**Exercise objective:**
Quote the entries word for word. Omit the pictures.

(Figure content listings)
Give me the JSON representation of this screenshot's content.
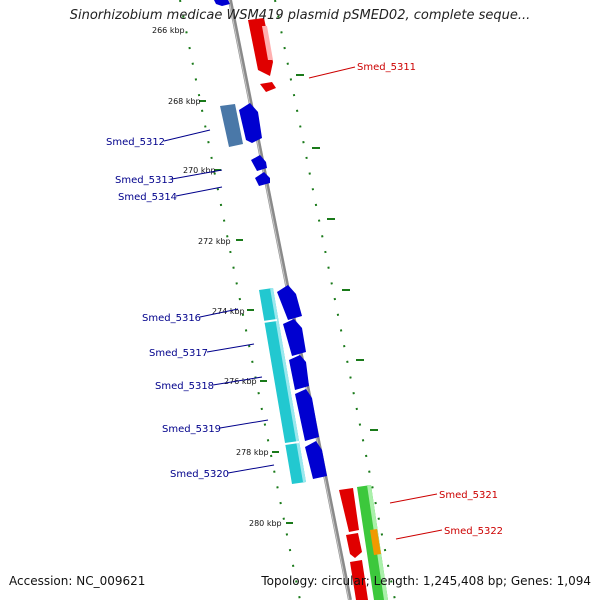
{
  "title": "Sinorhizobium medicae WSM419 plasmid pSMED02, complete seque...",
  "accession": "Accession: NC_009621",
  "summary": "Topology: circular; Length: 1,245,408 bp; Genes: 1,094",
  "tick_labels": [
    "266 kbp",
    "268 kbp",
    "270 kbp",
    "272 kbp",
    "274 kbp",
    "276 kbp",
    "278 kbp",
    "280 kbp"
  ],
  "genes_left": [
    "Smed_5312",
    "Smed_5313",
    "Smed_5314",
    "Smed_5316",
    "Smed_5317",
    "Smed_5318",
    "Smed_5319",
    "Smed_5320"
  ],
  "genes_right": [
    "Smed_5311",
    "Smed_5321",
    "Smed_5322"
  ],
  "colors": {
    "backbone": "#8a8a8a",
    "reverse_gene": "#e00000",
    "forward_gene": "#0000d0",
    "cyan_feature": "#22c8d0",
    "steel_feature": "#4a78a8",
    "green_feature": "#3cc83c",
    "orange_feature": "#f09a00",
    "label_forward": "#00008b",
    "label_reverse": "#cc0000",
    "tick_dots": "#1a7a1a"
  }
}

**Task answer:**
Give me the JSON representation of this screenshot's content.
{
  "title": "Sinorhizobium medicae WSM419 plasmid pSMED02, complete seque...",
  "accession": "Accession: NC_009621",
  "summary": "Topology: circular; Length: 1,245,408 bp; Genes: 1,094",
  "tick_labels": [
    "266 kbp",
    "268 kbp",
    "270 kbp",
    "272 kbp",
    "274 kbp",
    "276 kbp",
    "278 kbp",
    "280 kbp"
  ],
  "genes_left": [
    "Smed_5312",
    "Smed_5313",
    "Smed_5314",
    "Smed_5316",
    "Smed_5317",
    "Smed_5318",
    "Smed_5319",
    "Smed_5320"
  ],
  "genes_right": [
    "Smed_5311",
    "Smed_5321",
    "Smed_5322"
  ],
  "colors": {
    "backbone": "#8a8a8a",
    "reverse_gene": "#e00000",
    "forward_gene": "#0000d0",
    "cyan_feature": "#22c8d0",
    "steel_feature": "#4a78a8",
    "green_feature": "#3cc83c",
    "orange_feature": "#f09a00",
    "label_forward": "#00008b",
    "label_reverse": "#cc0000",
    "tick_dots": "#1a7a1a"
  }
}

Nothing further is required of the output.